*** RECORDS FOR PROCESSING ***

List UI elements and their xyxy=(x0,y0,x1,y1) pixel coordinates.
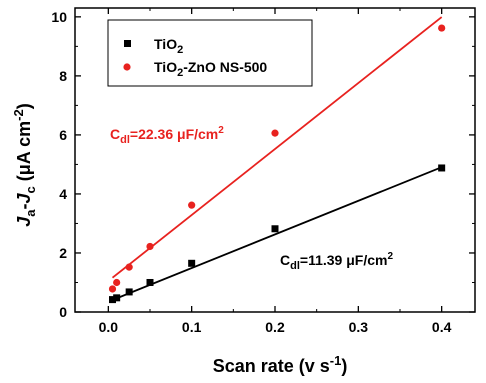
data-point-tio2 xyxy=(271,225,279,233)
legend-box xyxy=(107,19,313,87)
x-tick-label: 0.3 xyxy=(349,319,369,335)
x-axis-title-end: ) xyxy=(341,356,347,376)
y-axis-title-units: (μA cm xyxy=(14,121,34,186)
data-point-tio2 xyxy=(109,296,116,304)
y-tick-label: 0 xyxy=(59,304,67,320)
x-axis-title-sup: -1 xyxy=(330,353,342,368)
data-point-tio2-zno xyxy=(188,201,196,209)
data-point-tio2-zno xyxy=(271,129,279,137)
x-tick-label: 0.2 xyxy=(265,319,285,335)
x-tick-label: 0.1 xyxy=(182,319,202,335)
x-tick-label: 0.0 xyxy=(99,319,119,335)
y-axis-title-ja-sub: a xyxy=(23,209,38,217)
annotation-black-cdl: Cdl=11.39 μF/cm2 xyxy=(280,251,393,272)
y-axis-title-units-end: ) xyxy=(14,103,34,109)
legend-label-tio2-zno-sub: 2 xyxy=(177,67,183,79)
annotation-black-sup: 2 xyxy=(387,251,393,262)
legend: TiO2 TiO2-ZnO NS-500 xyxy=(107,19,313,87)
legend-label-tio2: TiO2 xyxy=(154,36,183,56)
legend-label-tio2-main: TiO xyxy=(154,36,177,52)
legend-marker-tio2 xyxy=(124,40,131,47)
y-axis-title: Ja-Jc (μA cm-2) xyxy=(11,103,38,226)
data-point-tio2 xyxy=(188,259,196,267)
y-tick-label: 10 xyxy=(51,9,67,25)
data-point-tio2 xyxy=(438,164,446,172)
x-axis-title: Scan rate (v s-1) xyxy=(213,353,348,376)
annotation-red-value: =22.36 μF/cm xyxy=(130,126,218,142)
fit-line-tio2-zno xyxy=(111,16,443,279)
y-axis-title-dash: - xyxy=(14,203,34,209)
y-tick-label: 6 xyxy=(59,127,67,143)
y-axis-title-ja: J xyxy=(14,216,34,227)
data-point-tio2-zno xyxy=(438,24,446,32)
annotation-red-sup: 2 xyxy=(218,125,224,136)
data-point-tio2-zno xyxy=(146,242,154,251)
y-axis-title-units-sup: -2 xyxy=(11,109,26,121)
legend-label-tio2-zno: TiO2-ZnO NS-500 xyxy=(154,59,267,79)
annotation-black-sub: dl xyxy=(290,260,300,272)
y-axis-title-jc-sub: c xyxy=(23,186,38,193)
fit-line-tio2 xyxy=(112,166,443,301)
axis-ticks: 0.0 0.1 0.2 0.3 0.4 0 2 4 6 8 10 xyxy=(51,8,475,335)
data-point-tio2 xyxy=(113,294,121,302)
data-point-tio2 xyxy=(146,278,154,286)
x-axis-title-main: Scan rate (v s xyxy=(213,356,330,376)
annotation-red-prefix: C xyxy=(110,126,120,142)
y-tick-label: 4 xyxy=(59,186,67,202)
data-markers xyxy=(108,24,446,304)
x-tick-label: 0.4 xyxy=(432,319,452,335)
legend-label-tio2-zno-rest: -ZnO NS-500 xyxy=(183,59,267,75)
data-point-tio2-zno xyxy=(108,285,117,293)
legend-label-tio2-sub: 2 xyxy=(177,44,183,56)
data-point-tio2 xyxy=(125,288,133,296)
legend-label-tio2-zno-main: TiO xyxy=(154,59,177,75)
annotation-red-sub: dl xyxy=(120,134,130,146)
fit-lines xyxy=(111,16,443,301)
annotation-black-value: =11.39 μF/cm xyxy=(300,252,388,268)
annotation-red-cdl: Cdl=22.36 μF/cm2 xyxy=(110,125,224,146)
legend-marker-tio2-zno xyxy=(123,63,131,71)
y-tick-label: 2 xyxy=(59,245,67,261)
data-point-tio2-zno xyxy=(125,263,133,271)
annotation-black-prefix: C xyxy=(280,252,290,268)
y-axis-title-jc: J xyxy=(14,192,34,203)
y-tick-label: 8 xyxy=(59,68,67,84)
data-point-tio2-zno xyxy=(113,278,121,287)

***

EXERCISE BRIEF: Format the lines above as a JSON list of strings, one string per line, leaving out blank lines and the picture.

WRITTEN ANSWER:
[
  "List UI elements and their xyxy=(x0,y0,x1,y1) pixel coordinates.",
  "data-point-tio2 xyxy=(271,225,279,233)",
  "legend-box xyxy=(107,19,313,87)",
  "x-tick-label: 0.3 xyxy=(349,319,369,335)",
  "x-axis-title-end: ) xyxy=(341,356,347,376)",
  "y-axis-title-units: (μA cm xyxy=(14,121,34,186)",
  "data-point-tio2 xyxy=(109,296,116,304)",
  "y-tick-label: 0 xyxy=(59,304,67,320)",
  "x-axis-title-sup: -1 xyxy=(330,353,342,368)",
  "data-point-tio2-zno xyxy=(188,201,196,209)",
  "data-point-tio2-zno xyxy=(271,129,279,137)",
  "x-tick-label: 0.2 xyxy=(265,319,285,335)",
  "x-tick-label: 0.1 xyxy=(182,319,202,335)",
  "x-tick-label: 0.0 xyxy=(99,319,119,335)",
  "y-axis-title-ja-sub: a xyxy=(23,209,38,217)",
  "annotation-black-cdl: Cdl=11.39 μF/cm2 xyxy=(280,251,393,272)",
  "y-axis-title-units-end: ) xyxy=(14,103,34,109)",
  "legend-label-tio2-zno-sub: 2 xyxy=(177,67,183,79)",
  "annotation-black-sup: 2 xyxy=(387,251,393,262)",
  "legend: TiO2 TiO2-ZnO NS-500 xyxy=(107,19,313,87)",
  "legend-label-tio2: TiO2 xyxy=(154,36,183,56)",
  "legend-label-tio2-main: TiO xyxy=(154,36,177,52)",
  "legend-marker-tio2 xyxy=(124,40,131,47)",
  "y-axis-title: Ja-Jc (μA cm-2) xyxy=(11,103,38,226)",
  "data-point-tio2 xyxy=(188,259,196,267)",
  "y-tick-label: 10 xyxy=(51,9,67,25)",
  "data-point-tio2 xyxy=(438,164,446,172)",
  "x-axis-title: Scan rate (v s-1) xyxy=(213,353,348,376)",
  "annotation-red-value: =22.36 μF/cm xyxy=(130,126,218,142)",
  "fit-line-tio2-zno xyxy=(111,16,443,279)",
  "y-axis-title-dash: - xyxy=(14,203,34,209)",
  "y-tick-label: 6 xyxy=(59,127,67,143)",
  "y-axis-title-ja: J xyxy=(14,216,34,227)",
  "data-point-tio2-zno xyxy=(438,24,446,32)",
  "annotation-red-sup: 2 xyxy=(218,125,224,136)",
  "data-point-tio2-zno xyxy=(146,242,154,251)",
  "y-axis-title-units-sup: -2 xyxy=(11,109,26,121)",
  "legend-label-tio2-zno: TiO2-ZnO NS-500 xyxy=(154,59,267,79)",
  "annotation-black-sub: dl xyxy=(290,260,300,272)",
  "y-axis-title-jc-sub: c xyxy=(23,186,38,193)",
  "fit-line-tio2 xyxy=(112,166,443,301)",
  "axis-ticks: 0.0 0.1 0.2 0.3 0.4 0 2 4 6 8 10 xyxy=(51,8,475,335)",
  "data-point-tio2 xyxy=(113,294,121,302)",
  "data-point-tio2 xyxy=(146,278,154,286)",
  "x-axis-title-main: Scan rate (v s xyxy=(213,356,330,376)",
  "annotation-red-prefix: C xyxy=(110,126,120,142)",
  "y-tick-label: 4 xyxy=(59,186,67,202)",
  "data-markers xyxy=(108,24,446,304)",
  "x-tick-label: 0.4 xyxy=(432,319,452,335)",
  "legend-label-tio2-zno-rest: -ZnO NS-500 xyxy=(183,59,267,75)",
  "data-point-tio2-zno xyxy=(108,285,117,293)",
  "legend-label-tio2-sub: 2 xyxy=(177,44,183,56)",
  "data-point-tio2 xyxy=(125,288,133,296)",
  "legend-label-tio2-zno-main: TiO xyxy=(154,59,177,75)",
  "annotation-red-sub: dl xyxy=(120,134,130,146)",
  "fit-lines xyxy=(111,16,443,301)",
  "annotation-black-value: =11.39 μF/cm xyxy=(300,252,388,268)",
  "annotation-red-cdl: Cdl=22.36 μF/cm2 xyxy=(110,125,224,146)",
  "legend-marker-tio2-zno xyxy=(123,63,131,71)",
  "y-tick-label: 2 xyxy=(59,245,67,261)",
  "data-point-tio2-zno xyxy=(125,263,133,271)",
  "annotation-black-prefix: C xyxy=(280,252,290,268)",
  "y-axis-title-jc: J xyxy=(14,192,34,203)",
  "y-tick-label: 8 xyxy=(59,68,67,84)",
  "data-point-tio2-zno xyxy=(113,278,121,287)"
]